§ **Problem requirements**
Give the entries again exactly, every one of them.

[begin Records shown]

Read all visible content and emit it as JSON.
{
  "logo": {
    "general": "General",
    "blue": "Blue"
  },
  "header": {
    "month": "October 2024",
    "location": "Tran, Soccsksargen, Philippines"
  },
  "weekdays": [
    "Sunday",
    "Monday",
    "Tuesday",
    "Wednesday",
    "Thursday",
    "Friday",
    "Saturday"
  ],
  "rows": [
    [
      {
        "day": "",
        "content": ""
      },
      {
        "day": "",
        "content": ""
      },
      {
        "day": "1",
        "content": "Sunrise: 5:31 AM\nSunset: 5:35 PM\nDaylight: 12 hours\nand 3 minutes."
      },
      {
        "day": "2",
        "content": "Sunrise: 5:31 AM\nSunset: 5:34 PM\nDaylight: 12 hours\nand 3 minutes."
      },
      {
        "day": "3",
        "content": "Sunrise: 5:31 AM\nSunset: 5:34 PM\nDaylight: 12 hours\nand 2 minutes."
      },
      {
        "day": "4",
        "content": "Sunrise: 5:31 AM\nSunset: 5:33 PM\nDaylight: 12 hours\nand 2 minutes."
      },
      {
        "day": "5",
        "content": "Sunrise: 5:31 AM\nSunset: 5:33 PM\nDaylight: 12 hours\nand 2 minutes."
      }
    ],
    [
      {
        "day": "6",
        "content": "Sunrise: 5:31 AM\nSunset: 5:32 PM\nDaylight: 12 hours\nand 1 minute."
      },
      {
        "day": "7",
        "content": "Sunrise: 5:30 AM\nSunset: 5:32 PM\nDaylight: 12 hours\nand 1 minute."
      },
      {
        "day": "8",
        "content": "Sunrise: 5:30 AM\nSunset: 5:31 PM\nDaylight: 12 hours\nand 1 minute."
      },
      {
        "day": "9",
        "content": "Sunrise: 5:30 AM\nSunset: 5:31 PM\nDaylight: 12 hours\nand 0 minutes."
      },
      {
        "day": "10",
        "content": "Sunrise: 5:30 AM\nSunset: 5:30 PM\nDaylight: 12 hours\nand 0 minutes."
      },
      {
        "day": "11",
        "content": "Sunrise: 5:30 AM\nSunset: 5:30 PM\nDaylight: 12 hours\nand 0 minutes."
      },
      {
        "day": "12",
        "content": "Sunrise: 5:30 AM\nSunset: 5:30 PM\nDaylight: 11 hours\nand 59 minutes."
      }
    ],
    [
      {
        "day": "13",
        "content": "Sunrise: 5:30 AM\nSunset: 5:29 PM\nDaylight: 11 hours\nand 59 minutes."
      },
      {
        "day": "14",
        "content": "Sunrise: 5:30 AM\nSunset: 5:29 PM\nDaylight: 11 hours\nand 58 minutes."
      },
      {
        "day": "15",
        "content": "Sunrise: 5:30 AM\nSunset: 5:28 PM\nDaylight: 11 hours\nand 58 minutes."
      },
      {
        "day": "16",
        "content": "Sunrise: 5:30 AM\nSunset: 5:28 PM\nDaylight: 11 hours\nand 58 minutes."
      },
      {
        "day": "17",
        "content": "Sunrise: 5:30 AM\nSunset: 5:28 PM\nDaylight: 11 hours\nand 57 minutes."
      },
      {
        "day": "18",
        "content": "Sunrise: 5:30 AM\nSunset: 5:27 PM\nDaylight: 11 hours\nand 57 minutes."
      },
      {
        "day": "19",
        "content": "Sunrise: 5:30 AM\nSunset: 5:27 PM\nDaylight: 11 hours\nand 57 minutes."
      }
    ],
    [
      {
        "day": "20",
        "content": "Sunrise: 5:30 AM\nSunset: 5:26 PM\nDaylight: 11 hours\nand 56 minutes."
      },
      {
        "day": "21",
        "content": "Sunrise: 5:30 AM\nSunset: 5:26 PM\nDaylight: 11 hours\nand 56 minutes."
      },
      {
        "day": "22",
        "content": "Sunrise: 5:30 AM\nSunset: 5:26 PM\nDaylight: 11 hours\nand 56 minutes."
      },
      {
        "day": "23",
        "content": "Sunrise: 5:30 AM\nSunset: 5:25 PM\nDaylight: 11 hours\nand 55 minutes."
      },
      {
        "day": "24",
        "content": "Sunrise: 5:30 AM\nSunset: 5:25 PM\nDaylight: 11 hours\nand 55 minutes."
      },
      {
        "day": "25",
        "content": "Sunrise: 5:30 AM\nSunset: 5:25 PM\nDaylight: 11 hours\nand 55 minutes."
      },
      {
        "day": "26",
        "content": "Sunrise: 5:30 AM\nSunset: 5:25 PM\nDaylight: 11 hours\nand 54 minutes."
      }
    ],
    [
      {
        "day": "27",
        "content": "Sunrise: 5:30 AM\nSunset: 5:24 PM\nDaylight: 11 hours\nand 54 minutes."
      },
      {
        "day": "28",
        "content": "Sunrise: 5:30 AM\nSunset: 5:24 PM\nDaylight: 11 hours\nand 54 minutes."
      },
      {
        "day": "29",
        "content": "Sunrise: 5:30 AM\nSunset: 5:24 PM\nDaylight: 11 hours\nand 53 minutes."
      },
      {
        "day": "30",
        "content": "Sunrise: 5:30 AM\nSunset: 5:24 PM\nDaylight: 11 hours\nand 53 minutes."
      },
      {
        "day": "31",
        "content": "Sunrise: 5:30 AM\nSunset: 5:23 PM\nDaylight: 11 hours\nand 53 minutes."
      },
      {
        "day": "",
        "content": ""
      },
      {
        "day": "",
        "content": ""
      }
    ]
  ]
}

[end Records shown]

§ **The answer**
Read all visible content and emit it as JSON.
{
  "logo": {
    "general": "General",
    "blue": "Blue"
  },
  "header": {
    "month": "October 2024",
    "location": "Tran, Soccsksargen, Philippines"
  },
  "weekdays": [
    "Sunday",
    "Monday",
    "Tuesday",
    "Wednesday",
    "Thursday",
    "Friday",
    "Saturday"
  ],
  "rows": [
    [
      {
        "day": "",
        "content": ""
      },
      {
        "day": "",
        "content": ""
      },
      {
        "day": "1",
        "content": "Sunrise: 5:31 AM\nSunset: 5:35 PM\nDaylight: 12 hours\nand 3 minutes."
      },
      {
        "day": "2",
        "content": "Sunrise: 5:31 AM\nSunset: 5:34 PM\nDaylight: 12 hours\nand 3 minutes."
      },
      {
        "day": "3",
        "content": "Sunrise: 5:31 AM\nSunset: 5:34 PM\nDaylight: 12 hours\nand 2 minutes."
      },
      {
        "day": "4",
        "content": "Sunrise: 5:31 AM\nSunset: 5:33 PM\nDaylight: 12 hours\nand 2 minutes."
      },
      {
        "day": "5",
        "content": "Sunrise: 5:31 AM\nSunset: 5:33 PM\nDaylight: 12 hours\nand 2 minutes."
      }
    ],
    [
      {
        "day": "6",
        "content": "Sunrise: 5:31 AM\nSunset: 5:32 PM\nDaylight: 12 hours\nand 1 minute."
      },
      {
        "day": "7",
        "content": "Sunrise: 5:30 AM\nSunset: 5:32 PM\nDaylight: 12 hours\nand 1 minute."
      },
      {
        "day": "8",
        "content": "Sunrise: 5:30 AM\nSunset: 5:31 PM\nDaylight: 12 hours\nand 1 minute."
      },
      {
        "day": "9",
        "content": "Sunrise: 5:30 AM\nSunset: 5:31 PM\nDaylight: 12 hours\nand 0 minutes."
      },
      {
        "day": "10",
        "content": "Sunrise: 5:30 AM\nSunset: 5:30 PM\nDaylight: 12 hours\nand 0 minutes."
      },
      {
        "day": "11",
        "content": "Sunrise: 5:30 AM\nSunset: 5:30 PM\nDaylight: 12 hours\nand 0 minutes."
      },
      {
        "day": "12",
        "content": "Sunrise: 5:30 AM\nSunset: 5:30 PM\nDaylight: 11 hours\nand 59 minutes."
      }
    ],
    [
      {
        "day": "13",
        "content": "Sunrise: 5:30 AM\nSunset: 5:29 PM\nDaylight: 11 hours\nand 59 minutes."
      },
      {
        "day": "14",
        "content": "Sunrise: 5:30 AM\nSunset: 5:29 PM\nDaylight: 11 hours\nand 58 minutes."
      },
      {
        "day": "15",
        "content": "Sunrise: 5:30 AM\nSunset: 5:28 PM\nDaylight: 11 hours\nand 58 minutes."
      },
      {
        "day": "16",
        "content": "Sunrise: 5:30 AM\nSunset: 5:28 PM\nDaylight: 11 hours\nand 58 minutes."
      },
      {
        "day": "17",
        "content": "Sunrise: 5:30 AM\nSunset: 5:28 PM\nDaylight: 11 hours\nand 57 minutes."
      },
      {
        "day": "18",
        "content": "Sunrise: 5:30 AM\nSunset: 5:27 PM\nDaylight: 11 hours\nand 57 minutes."
      },
      {
        "day": "19",
        "content": "Sunrise: 5:30 AM\nSunset: 5:27 PM\nDaylight: 11 hours\nand 57 minutes."
      }
    ],
    [
      {
        "day": "20",
        "content": "Sunrise: 5:30 AM\nSunset: 5:26 PM\nDaylight: 11 hours\nand 56 minutes."
      },
      {
        "day": "21",
        "content": "Sunrise: 5:30 AM\nSunset: 5:26 PM\nDaylight: 11 hours\nand 56 minutes."
      },
      {
        "day": "22",
        "content": "Sunrise: 5:30 AM\nSunset: 5:26 PM\nDaylight: 11 hours\nand 56 minutes."
      },
      {
        "day": "23",
        "content": "Sunrise: 5:30 AM\nSunset: 5:25 PM\nDaylight: 11 hours\nand 55 minutes."
      },
      {
        "day": "24",
        "content": "Sunrise: 5:30 AM\nSunset: 5:25 PM\nDaylight: 11 hours\nand 55 minutes."
      },
      {
        "day": "25",
        "content": "Sunrise: 5:30 AM\nSunset: 5:25 PM\nDaylight: 11 hours\nand 55 minutes."
      },
      {
        "day": "26",
        "content": "Sunrise: 5:30 AM\nSunset: 5:25 PM\nDaylight: 11 hours\nand 54 minutes."
      }
    ],
    [
      {
        "day": "27",
        "content": "Sunrise: 5:30 AM\nSunset: 5:24 PM\nDaylight: 11 hours\nand 54 minutes."
      },
      {
        "day": "28",
        "content": "Sunrise: 5:30 AM\nSunset: 5:24 PM\nDaylight: 11 hours\nand 54 minutes."
      },
      {
        "day": "29",
        "content": "Sunrise: 5:30 AM\nSunset: 5:24 PM\nDaylight: 11 hours\nand 53 minutes."
      },
      {
        "day": "30",
        "content": "Sunrise: 5:30 AM\nSunset: 5:24 PM\nDaylight: 11 hours\nand 53 minutes."
      },
      {
        "day": "31",
        "content": "Sunrise: 5:30 AM\nSunset: 5:23 PM\nDaylight: 11 hours\nand 53 minutes."
      },
      {
        "day": "",
        "content": ""
      },
      {
        "day": "",
        "content": ""
      }
    ]
  ]
}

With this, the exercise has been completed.